- TASK REQUIREMENTS:
Copy the records below, swapping "regression-line" for "trend-line" and keeping all other text unchanged. Leave the pictures out.

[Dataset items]
──────
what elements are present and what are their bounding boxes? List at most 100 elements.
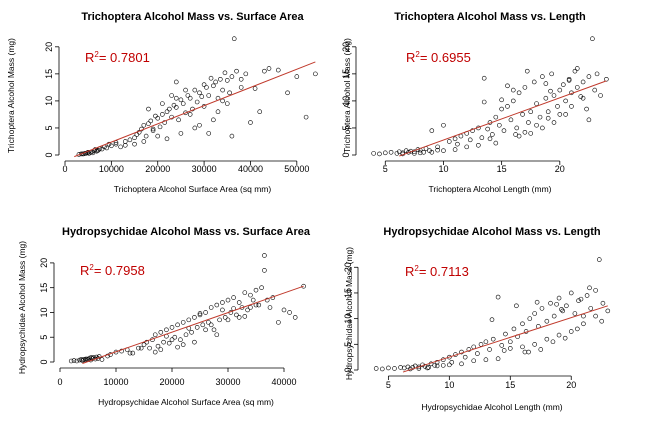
- data-point: [580, 79, 586, 85]
- regression-line: [82, 285, 304, 364]
- data-point: [229, 133, 235, 139]
- data-point: [593, 313, 598, 319]
- data-point: [204, 85, 209, 90]
- data-point: [178, 97, 184, 103]
- y-tick-label: 5: [39, 335, 49, 340]
- data-point: [187, 112, 193, 117]
- data-point: [242, 290, 248, 295]
- x-tick-label: 0: [62, 164, 67, 174]
- data-point: [173, 95, 179, 101]
- data-point: [155, 343, 161, 349]
- data-point: [588, 306, 594, 311]
- data-point: [236, 315, 242, 320]
- chart-panel-4: Hydropsychidae Alcohol Mass vs. Length 5 1…: [343, 226, 611, 412]
- data-point: [132, 135, 137, 140]
- data-point: [259, 285, 264, 290]
- data-point: [225, 317, 231, 323]
- data-point: [429, 128, 435, 133]
- data-point: [78, 357, 84, 362]
- data-point: [287, 310, 292, 315]
- data-point: [412, 151, 417, 156]
- data-point: [520, 321, 525, 327]
- r-squared-annotation: R2= 0.6955: [406, 50, 471, 65]
- data-point: [528, 131, 534, 136]
- data-point: [551, 313, 557, 319]
- data-point: [169, 325, 175, 330]
- data-point: [410, 365, 416, 370]
- data-point: [544, 318, 550, 324]
- data-point: [534, 101, 539, 106]
- data-point: [490, 132, 495, 137]
- data-point: [559, 307, 564, 312]
- data-point: [155, 133, 161, 139]
- y-tick-label: 20: [44, 42, 54, 52]
- data-point: [581, 313, 586, 319]
- data-point: [292, 315, 298, 320]
- data-point: [175, 322, 180, 328]
- data-point: [434, 363, 440, 369]
- data-point: [234, 68, 239, 74]
- data-point: [557, 87, 563, 93]
- data-point: [499, 343, 505, 348]
- data-point: [405, 364, 411, 370]
- data-point: [561, 82, 566, 87]
- data-point: [175, 344, 180, 350]
- data-point: [160, 101, 165, 106]
- data-point: [497, 122, 502, 128]
- data-point: [99, 357, 105, 362]
- data-point: [550, 339, 556, 345]
- data-point: [164, 136, 170, 142]
- data-point: [584, 106, 589, 112]
- data-point: [572, 311, 578, 316]
- data-point: [313, 71, 318, 77]
- data-point: [231, 36, 237, 42]
- data-point: [435, 144, 440, 150]
- data-point: [527, 316, 533, 321]
- data-point: [250, 297, 256, 303]
- data-point: [398, 365, 403, 370]
- data-point: [192, 87, 198, 93]
- data-point: [227, 90, 232, 96]
- data-point: [505, 104, 510, 109]
- data-point: [234, 312, 239, 318]
- x-tick-label: 40000: [238, 164, 263, 174]
- data-point: [147, 345, 152, 351]
- data-point: [197, 311, 203, 316]
- data-point: [540, 74, 545, 79]
- data-point: [459, 361, 464, 367]
- data-point: [556, 295, 562, 301]
- data-point: [543, 81, 549, 86]
- y-tick-label: 20: [39, 258, 49, 268]
- data-point: [483, 357, 489, 363]
- data-point: [248, 120, 253, 125]
- data-point: [127, 137, 133, 143]
- data-point: [192, 125, 198, 131]
- data-point: [257, 109, 263, 115]
- data-point: [99, 146, 105, 152]
- data-point: [598, 93, 603, 98]
- data-point: [194, 99, 200, 105]
- regression-line: [402, 305, 608, 373]
- data-point: [417, 150, 423, 156]
- data-point: [146, 121, 151, 126]
- data-point: [95, 148, 100, 153]
- data-point: [262, 253, 267, 258]
- x-tick-label: 20: [566, 380, 576, 390]
- data-point: [183, 87, 188, 93]
- data-point: [203, 310, 208, 315]
- y-tick-label: 10: [341, 96, 351, 106]
- data-point: [421, 149, 426, 155]
- data-point: [214, 302, 220, 308]
- data-point: [74, 358, 80, 364]
- r-squared-annotation: R2= 0.7958: [80, 263, 145, 278]
- data-point: [528, 109, 534, 115]
- data-point: [548, 300, 553, 306]
- data-point: [568, 329, 574, 334]
- data-point: [425, 365, 430, 371]
- data-point: [122, 142, 128, 148]
- data-point: [382, 150, 388, 156]
- data-point: [148, 118, 154, 124]
- y-tick-label: 20: [343, 262, 353, 272]
- data-point: [113, 141, 119, 147]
──────
- ANSWER TO THE TASK:
what elements are present and what are their bounding boxes? List at most 100 elements.
- data-point: [580, 79, 586, 85]
- trend-line: [82, 285, 304, 364]
- data-point: [229, 133, 235, 139]
- data-point: [593, 313, 598, 319]
- data-point: [204, 85, 209, 90]
- data-point: [178, 97, 184, 103]
- y-tick-label: 5: [39, 335, 49, 340]
- data-point: [187, 112, 193, 117]
- data-point: [242, 290, 248, 295]
- x-tick-label: 0: [62, 164, 67, 174]
- data-point: [173, 95, 179, 101]
- data-point: [155, 343, 161, 349]
- data-point: [588, 306, 594, 311]
- data-point: [236, 315, 242, 320]
- chart-panel-4: Hydropsychidae Alcohol Mass vs. Length 5 1…: [343, 226, 611, 412]
- data-point: [132, 135, 137, 140]
- data-point: [259, 285, 264, 290]
- data-point: [225, 317, 231, 323]
- data-point: [429, 128, 435, 133]
- data-point: [78, 357, 84, 362]
- data-point: [287, 310, 292, 315]
- data-point: [412, 151, 417, 156]
- data-point: [520, 321, 525, 327]
- r-squared-annotation: R2= 0.6955: [406, 50, 471, 65]
- data-point: [528, 131, 534, 136]
- data-point: [551, 313, 557, 319]
- data-point: [169, 325, 175, 330]
- data-point: [410, 365, 416, 370]
- data-point: [544, 318, 550, 324]
- data-point: [534, 101, 539, 106]
- data-point: [490, 132, 495, 137]
- data-point: [559, 307, 564, 312]
- data-point: [155, 133, 161, 139]
- y-tick-label: 20: [44, 42, 54, 52]
- data-point: [581, 313, 586, 319]
- data-point: [292, 315, 298, 320]
- data-point: [175, 322, 180, 328]
- data-point: [434, 363, 440, 369]
- data-point: [234, 68, 239, 74]
- data-point: [557, 87, 563, 93]
- data-point: [499, 343, 505, 348]
- data-point: [405, 364, 411, 370]
- data-point: [561, 82, 566, 87]
- data-point: [175, 344, 180, 350]
- data-point: [160, 101, 165, 106]
- data-point: [497, 122, 502, 128]
- data-point: [99, 357, 105, 362]
- data-point: [550, 339, 556, 345]
- data-point: [164, 136, 170, 142]
- data-point: [584, 106, 589, 112]
- data-point: [572, 311, 578, 316]
- data-point: [313, 71, 318, 77]
- data-point: [231, 36, 237, 42]
- data-point: [435, 144, 440, 150]
- data-point: [527, 316, 533, 321]
- data-point: [250, 297, 256, 303]
- data-point: [398, 365, 403, 370]
- data-point: [192, 87, 198, 93]
- data-point: [227, 90, 232, 96]
- data-point: [505, 104, 510, 109]
- data-point: [234, 312, 239, 318]
- x-tick-label: 40000: [238, 164, 263, 174]
- data-point: [147, 345, 152, 351]
- data-point: [197, 311, 203, 316]
- data-point: [540, 74, 545, 79]
- data-point: [459, 361, 464, 367]
- data-point: [556, 295, 562, 301]
- data-point: [543, 81, 549, 86]
- y-tick-label: 20: [39, 258, 49, 268]
- data-point: [483, 357, 489, 363]
- data-point: [248, 120, 253, 125]
- data-point: [127, 137, 133, 143]
- data-point: [192, 125, 198, 131]
- data-point: [257, 109, 263, 115]
- data-point: [99, 146, 105, 152]
- data-point: [598, 93, 603, 98]
- data-point: [194, 99, 200, 105]
- trend-line: [402, 305, 608, 373]
- data-point: [417, 150, 423, 156]
- data-point: [146, 121, 151, 126]
- data-point: [95, 148, 100, 153]
- data-point: [262, 253, 267, 258]
- x-tick-label: 20: [566, 380, 576, 390]
- data-point: [183, 87, 188, 93]
- data-point: [203, 310, 208, 315]
- y-tick-label: 10: [341, 96, 351, 106]
- data-point: [421, 149, 426, 155]
- data-point: [214, 302, 220, 308]
- data-point: [74, 358, 80, 364]
- r-squared-annotation: R2= 0.7958: [80, 263, 145, 278]
- data-point: [528, 109, 534, 115]
- data-point: [548, 300, 553, 306]
- data-point: [568, 329, 574, 334]
- data-point: [425, 365, 430, 371]
- data-point: [122, 142, 128, 148]
- data-point: [382, 150, 388, 156]
- data-point: [148, 118, 154, 124]
- y-tick-label: 20: [343, 262, 353, 272]
- data-point: [113, 141, 119, 147]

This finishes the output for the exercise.